● **DATASET**:
..............................
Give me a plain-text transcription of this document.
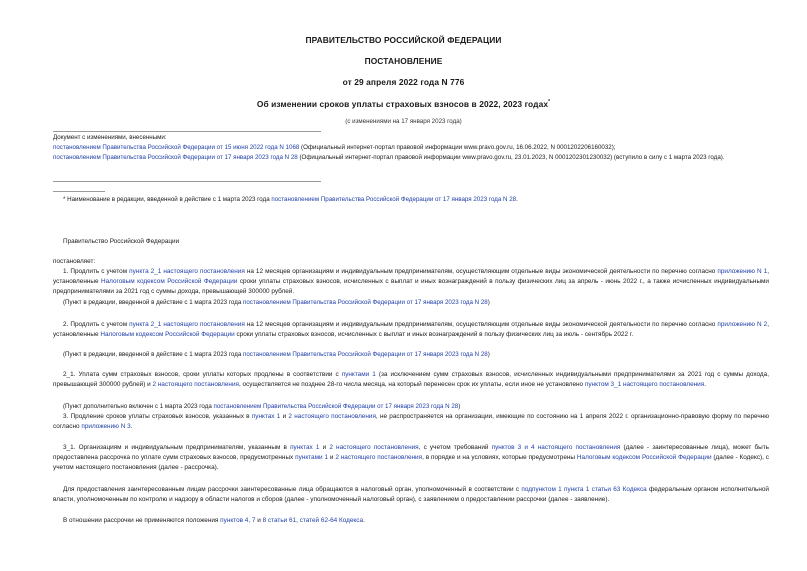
ПРАВИТЕЛЬСТВО РОССИЙСКОЙ ФЕДЕРАЦИИ
ПОСТАНОВЛЕНИЕ
от 29 апреля 2022 года N 776
Об изменении сроков уплаты страховых взносов в 2022, 2023 годах*
(с изменениями на 17 января 2023 года)
Документ с изменениями, внесенными:
постановлением Правительства Российской Федерации от 15 июня 2022 года N 1068 (Официальный интернет-портал правовой информации www.pravo.gov.ru, 16.06.2022, N 0001202206160032);
постановлением Правительства Российской Федерации от 17 января 2023 года N 28 (Официальный интернет-портал правовой информации www.pravo.gov.ru, 23.01.2023, N 0001202301230032) (вступило в силу с 1 марта 2023 года).
* Наименование в редакции, введенной в действие с 1 марта 2023 года постановлением Правительства Российской Федерации от 17 января 2023 года N 28.
Правительство Российской Федерации
постановляет:
1. Продлить с учетом пункта 2_1 настоящего постановления на 12 месяцев организациям и индивидуальным предпринимателям, осуществляющим отдельные виды экономической деятельности по перечню согласно приложению N 1, установленные Налоговым кодексом Российской Федерации сроки уплаты страховых взносов, исчисленных с выплат и иных вознаграждений в пользу физических лиц за апрель - июнь 2022 г., а также исчисленных индивидуальными предпринимателями за 2021 год с суммы дохода, превышающей 300000 рублей.
(Пункт в редакции, введенной в действие с 1 марта 2023 года постановлением Правительства Российской Федерации от 17 января 2023 года N 28)
2. Продлить с учетом пункта 2_1 настоящего постановления на 12 месяцев организациям и индивидуальным предпринимателям, осуществляющим отдельные виды экономической деятельности по перечню согласно приложению N 2, установленные Налоговым кодексом Российской Федерации сроки уплаты страховых взносов, исчисленных с выплат и иных вознаграждений в пользу физических лиц за июль - сентябрь 2022 г.
(Пункт в редакции, введенной в действие с 1 марта 2023 года постановлением Правительства Российской Федерации от 17 января 2023 года N 28)
2_1. Уплата сумм страховых взносов, сроки уплаты которых продлены в соответствии с пунктами 1 (за исключением сумм страховых взносов, исчисленных индивидуальными предпринимателями за 2021 год с суммы дохода, превышающей 300000 рублей) и 2 настоящего постановления, осуществляется не позднее 28-го числа месяца, на который перенесен срок их уплаты, если иное не установлено пунктом 3_1 настоящего постановления.
(Пункт дополнительно включен с 1 марта 2023 года постановлением Правительства Российской Федерации от 17 января 2023 года N 28)
3. Продление сроков уплаты страховых взносов, указанных в пунктах 1 и 2 настоящего постановления, не распространяется на организации, имеющие по состоянию на 1 апреля 2022 г. организационно-правовую форму по перечню согласно приложению N 3.
3_1. Организациям и индивидуальным предпринимателям, указанным в пунктах 1 и 2 настоящего постановления, с учетом требований пунктов 3 и 4 настоящего постановления (далее - заинтересованные лица), может быть предоставлена рассрочка по уплате сумм страховых взносов, предусмотренных пунктами 1 и 2 настоящего постановления, в порядке и на условиях, которые предусмотрены Налоговым кодексом Российской Федерации (далее - Кодекс), с учетом настоящего постановления (далее - рассрочка).
Для предоставления заинтересованным лицам рассрочки заинтересованные лица обращаются в налоговый орган, уполномоченный в соответствии с подпунктом 1 пункта 1 статьи 63 Кодекса федеральным органом исполнительной власти, уполномоченным по контролю и надзору в области налогов и сборов (далее - уполномоченный налоговый орган), с заявлением о предоставлении рассрочки (далее - заявление).
В отношении рассрочки не применяются положения пунктов 4, 7 и 8 статьи 61, статей 62-64 Кодекса.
..............................
● **EXERCISE TASK**:
Copy out all the records exactly, excluding pictures.

● **ANSWER IN FULL**:
Give me a plain-text transcription of this document.
ПРАВИТЕЛЬСТВО РОССИЙСКОЙ ФЕДЕРАЦИИ
ПОСТАНОВЛЕНИЕ
от 29 апреля 2022 года N 776
Об изменении сроков уплаты страховых взносов в 2022, 2023 годах*
(с изменениями на 17 января 2023 года)
Документ с изменениями, внесенными:
постановлением Правительства Российской Федерации от 15 июня 2022 года N 1068 (Официальный интернет-портал правовой информации www.pravo.gov.ru, 16.06.2022, N 0001202206160032);
постановлением Правительства Российской Федерации от 17 января 2023 года N 28 (Официальный интернет-портал правовой информации www.pravo.gov.ru, 23.01.2023, N 0001202301230032) (вступило в силу с 1 марта 2023 года).
* Наименование в редакции, введенной в действие с 1 марта 2023 года постановлением Правительства Российской Федерации от 17 января 2023 года N 28.
Правительство Российской Федерации
постановляет:
1. Продлить с учетом пункта 2_1 настоящего постановления на 12 месяцев организациям и индивидуальным предпринимателям, осуществляющим отдельные виды экономической деятельности по перечню согласно приложению N 1, установленные Налоговым кодексом Российской Федерации сроки уплаты страховых взносов, исчисленных с выплат и иных вознаграждений в пользу физических лиц за апрель - июнь 2022 г., а также исчисленных индивидуальными предпринимателями за 2021 год с суммы дохода, превышающей 300000 рублей.
(Пункт в редакции, введенной в действие с 1 марта 2023 года постановлением Правительства Российской Федерации от 17 января 2023 года N 28)
2. Продлить с учетом пункта 2_1 настоящего постановления на 12 месяцев организациям и индивидуальным предпринимателям, осуществляющим отдельные виды экономической деятельности по перечню согласно приложению N 2, установленные Налоговым кодексом Российской Федерации сроки уплаты страховых взносов, исчисленных с выплат и иных вознаграждений в пользу физических лиц за июль - сентябрь 2022 г.
(Пункт в редакции, введенной в действие с 1 марта 2023 года постановлением Правительства Российской Федерации от 17 января 2023 года N 28)
2_1. Уплата сумм страховых взносов, сроки уплаты которых продлены в соответствии с пунктами 1 (за исключением сумм страховых взносов, исчисленных индивидуальными предпринимателями за 2021 год с суммы дохода, превышающей 300000 рублей) и 2 настоящего постановления, осуществляется не позднее 28-го числа месяца, на который перенесен срок их уплаты, если иное не установлено пунктом 3_1 настоящего постановления.
(Пункт дополнительно включен с 1 марта 2023 года постановлением Правительства Российской Федерации от 17 января 2023 года N 28)
3. Продление сроков уплаты страховых взносов, указанных в пунктах 1 и 2 настоящего постановления, не распространяется на организации, имеющие по состоянию на 1 апреля 2022 г. организационно-правовую форму по перечню согласно приложению N 3.
3_1. Организациям и индивидуальным предпринимателям, указанным в пунктах 1 и 2 настоящего постановления, с учетом требований пунктов 3 и 4 настоящего постановления (далее - заинтересованные лица), может быть предоставлена рассрочка по уплате сумм страховых взносов, предусмотренных пунктами 1 и 2 настоящего постановления, в порядке и на условиях, которые предусмотрены Налоговым кодексом Российской Федерации (далее - Кодекс), с учетом настоящего постановления (далее - рассрочка).
Для предоставления заинтересованным лицам рассрочки заинтересованные лица обращаются в налоговый орган, уполномоченный в соответствии с подпунктом 1 пункта 1 статьи 63 Кодекса федеральным органом исполнительной власти, уполномоченным по контролю и надзору в области налогов и сборов (далее - уполномоченный налоговый орган), с заявлением о предоставлении рассрочки (далее - заявление).
В отношении рассрочки не применяются положения пунктов 4, 7 и 8 статьи 61, статей 62-64 Кодекса.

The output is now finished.